(Stored data entries)
------------------------------------------------

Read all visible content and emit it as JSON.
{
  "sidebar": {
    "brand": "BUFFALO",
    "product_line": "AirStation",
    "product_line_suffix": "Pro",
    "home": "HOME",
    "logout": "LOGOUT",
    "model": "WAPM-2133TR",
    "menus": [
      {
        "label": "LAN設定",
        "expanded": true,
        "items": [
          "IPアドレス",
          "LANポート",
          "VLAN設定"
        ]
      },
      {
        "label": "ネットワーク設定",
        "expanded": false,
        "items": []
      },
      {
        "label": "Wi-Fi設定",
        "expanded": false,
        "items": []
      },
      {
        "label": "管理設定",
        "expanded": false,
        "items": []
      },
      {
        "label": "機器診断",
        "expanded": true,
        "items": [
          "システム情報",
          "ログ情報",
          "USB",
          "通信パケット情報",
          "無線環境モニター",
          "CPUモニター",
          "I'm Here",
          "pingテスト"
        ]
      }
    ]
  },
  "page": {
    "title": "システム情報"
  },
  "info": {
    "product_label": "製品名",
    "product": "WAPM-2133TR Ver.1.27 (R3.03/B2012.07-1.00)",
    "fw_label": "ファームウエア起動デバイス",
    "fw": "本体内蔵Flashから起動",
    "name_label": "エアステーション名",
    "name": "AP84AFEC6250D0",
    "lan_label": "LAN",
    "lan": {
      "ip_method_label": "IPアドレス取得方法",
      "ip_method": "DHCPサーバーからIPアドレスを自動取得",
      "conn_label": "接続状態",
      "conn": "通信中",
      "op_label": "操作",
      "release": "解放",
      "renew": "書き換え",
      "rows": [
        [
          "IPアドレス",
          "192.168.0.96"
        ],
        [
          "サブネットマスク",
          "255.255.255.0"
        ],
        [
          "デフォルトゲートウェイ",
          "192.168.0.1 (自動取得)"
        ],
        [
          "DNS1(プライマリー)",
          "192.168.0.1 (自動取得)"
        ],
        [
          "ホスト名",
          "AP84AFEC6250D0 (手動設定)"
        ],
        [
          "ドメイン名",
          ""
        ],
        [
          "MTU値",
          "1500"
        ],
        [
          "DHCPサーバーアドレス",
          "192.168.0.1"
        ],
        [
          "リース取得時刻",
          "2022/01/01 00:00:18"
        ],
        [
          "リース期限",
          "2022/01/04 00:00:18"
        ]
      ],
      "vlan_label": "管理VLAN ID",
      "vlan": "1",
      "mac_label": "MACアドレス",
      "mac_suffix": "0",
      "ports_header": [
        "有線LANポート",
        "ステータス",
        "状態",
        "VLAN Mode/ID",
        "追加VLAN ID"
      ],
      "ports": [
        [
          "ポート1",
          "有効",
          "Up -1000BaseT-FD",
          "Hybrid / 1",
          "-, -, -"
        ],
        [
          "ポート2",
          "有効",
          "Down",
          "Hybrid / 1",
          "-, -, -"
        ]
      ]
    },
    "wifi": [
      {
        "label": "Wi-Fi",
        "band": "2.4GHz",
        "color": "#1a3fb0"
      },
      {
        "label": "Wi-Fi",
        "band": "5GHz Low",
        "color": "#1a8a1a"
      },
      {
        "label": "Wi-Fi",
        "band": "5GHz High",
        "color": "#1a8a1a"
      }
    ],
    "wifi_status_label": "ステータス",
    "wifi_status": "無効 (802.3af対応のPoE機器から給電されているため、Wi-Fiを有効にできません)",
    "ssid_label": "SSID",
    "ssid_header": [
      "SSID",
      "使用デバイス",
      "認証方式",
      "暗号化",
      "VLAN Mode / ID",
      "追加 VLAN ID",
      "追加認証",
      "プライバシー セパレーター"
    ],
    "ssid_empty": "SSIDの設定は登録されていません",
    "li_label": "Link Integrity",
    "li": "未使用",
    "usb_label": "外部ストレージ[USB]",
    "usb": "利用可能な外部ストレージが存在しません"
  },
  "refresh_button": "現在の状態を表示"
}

------------------------------------------------

• Your goal: Extract all of the data exactly as written.

• Exercise response:
Read all visible content and emit it as JSON.
{
  "sidebar": {
    "brand": "BUFFALO",
    "product_line": "AirStation",
    "product_line_suffix": "Pro",
    "home": "HOME",
    "logout": "LOGOUT",
    "model": "WAPM-2133TR",
    "menus": [
      {
        "label": "LAN設定",
        "expanded": true,
        "items": [
          "IPアドレス",
          "LANポート",
          "VLAN設定"
        ]
      },
      {
        "label": "ネットワーク設定",
        "expanded": false,
        "items": []
      },
      {
        "label": "Wi-Fi設定",
        "expanded": false,
        "items": []
      },
      {
        "label": "管理設定",
        "expanded": false,
        "items": []
      },
      {
        "label": "機器診断",
        "expanded": true,
        "items": [
          "システム情報",
          "ログ情報",
          "USB",
          "通信パケット情報",
          "無線環境モニター",
          "CPUモニター",
          "I'm Here",
          "pingテスト"
        ]
      }
    ]
  },
  "page": {
    "title": "システム情報"
  },
  "info": {
    "product_label": "製品名",
    "product": "WAPM-2133TR Ver.1.27 (R3.03/B2012.07-1.00)",
    "fw_label": "ファームウエア起動デバイス",
    "fw": "本体内蔵Flashから起動",
    "name_label": "エアステーション名",
    "name": "AP84AFEC6250D0",
    "lan_label": "LAN",
    "lan": {
      "ip_method_label": "IPアドレス取得方法",
      "ip_method": "DHCPサーバーからIPアドレスを自動取得",
      "conn_label": "接続状態",
      "conn": "通信中",
      "op_label": "操作",
      "release": "解放",
      "renew": "書き換え",
      "rows": [
        [
          "IPアドレス",
          "192.168.0.96"
        ],
        [
          "サブネットマスク",
          "255.255.255.0"
        ],
        [
          "デフォルトゲートウェイ",
          "192.168.0.1 (自動取得)"
        ],
        [
          "DNS1(プライマリー)",
          "192.168.0.1 (自動取得)"
        ],
        [
          "ホスト名",
          "AP84AFEC6250D0 (手動設定)"
        ],
        [
          "ドメイン名",
          ""
        ],
        [
          "MTU値",
          "1500"
        ],
        [
          "DHCPサーバーアドレス",
          "192.168.0.1"
        ],
        [
          "リース取得時刻",
          "2022/01/01 00:00:18"
        ],
        [
          "リース期限",
          "2022/01/04 00:00:18"
        ]
      ],
      "vlan_label": "管理VLAN ID",
      "vlan": "1",
      "mac_label": "MACアドレス",
      "mac_suffix": "0",
      "ports_header": [
        "有線LANポート",
        "ステータス",
        "状態",
        "VLAN Mode/ID",
        "追加VLAN ID"
      ],
      "ports": [
        [
          "ポート1",
          "有効",
          "Up -1000BaseT-FD",
          "Hybrid / 1",
          "-, -, -"
        ],
        [
          "ポート2",
          "有効",
          "Down",
          "Hybrid / 1",
          "-, -, -"
        ]
      ]
    },
    "wifi": [
      {
        "label": "Wi-Fi",
        "band": "2.4GHz",
        "color": "#1a3fb0"
      },
      {
        "label": "Wi-Fi",
        "band": "5GHz Low",
        "color": "#1a8a1a"
      },
      {
        "label": "Wi-Fi",
        "band": "5GHz High",
        "color": "#1a8a1a"
      }
    ],
    "wifi_status_label": "ステータス",
    "wifi_status": "無効 (802.3af対応のPoE機器から給電されているため、Wi-Fiを有効にできません)",
    "ssid_label": "SSID",
    "ssid_header": [
      "SSID",
      "使用デバイス",
      "認証方式",
      "暗号化",
      "VLAN Mode / ID",
      "追加 VLAN ID",
      "追加認証",
      "プライバシー セパレーター"
    ],
    "ssid_empty": "SSIDの設定は登録されていません",
    "li_label": "Link Integrity",
    "li": "未使用",
    "usb_label": "外部ストレージ[USB]",
    "usb": "利用可能な外部ストレージが存在しません"
  },
  "refresh_button": "現在の状態を表示"
}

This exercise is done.